[WORK REQUIRED]
Reproduce all of the data below without alteration; exclude every picture.

# SOURCE MATERIAL start

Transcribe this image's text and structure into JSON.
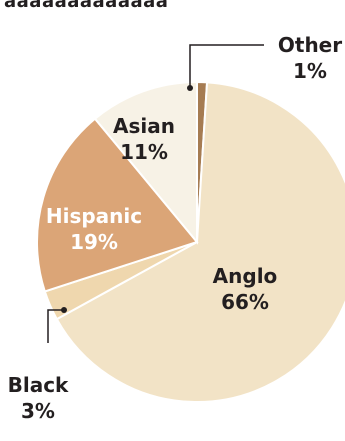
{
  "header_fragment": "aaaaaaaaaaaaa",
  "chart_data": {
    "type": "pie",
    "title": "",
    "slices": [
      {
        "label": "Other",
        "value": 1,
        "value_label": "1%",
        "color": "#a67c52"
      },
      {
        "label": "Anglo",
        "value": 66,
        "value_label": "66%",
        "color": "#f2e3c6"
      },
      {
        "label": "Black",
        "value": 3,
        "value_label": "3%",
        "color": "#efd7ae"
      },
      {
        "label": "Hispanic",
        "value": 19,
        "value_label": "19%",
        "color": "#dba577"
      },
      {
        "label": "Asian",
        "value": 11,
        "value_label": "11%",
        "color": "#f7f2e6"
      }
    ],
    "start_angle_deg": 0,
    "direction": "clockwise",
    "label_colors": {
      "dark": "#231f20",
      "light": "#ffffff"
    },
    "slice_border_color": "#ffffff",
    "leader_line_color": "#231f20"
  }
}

# SOURCE MATERIAL end

[TASK OUTPUT]
Transcribe this image's text and structure into JSON.
{
  "header_fragment": "aaaaaaaaaaaaa",
  "chart_data": {
    "type": "pie",
    "title": "",
    "slices": [
      {
        "label": "Other",
        "value": 1,
        "value_label": "1%",
        "color": "#a67c52"
      },
      {
        "label": "Anglo",
        "value": 66,
        "value_label": "66%",
        "color": "#f2e3c6"
      },
      {
        "label": "Black",
        "value": 3,
        "value_label": "3%",
        "color": "#efd7ae"
      },
      {
        "label": "Hispanic",
        "value": 19,
        "value_label": "19%",
        "color": "#dba577"
      },
      {
        "label": "Asian",
        "value": 11,
        "value_label": "11%",
        "color": "#f7f2e6"
      }
    ],
    "start_angle_deg": 0,
    "direction": "clockwise",
    "label_colors": {
      "dark": "#231f20",
      "light": "#ffffff"
    },
    "slice_border_color": "#ffffff",
    "leader_line_color": "#231f20"
  }
}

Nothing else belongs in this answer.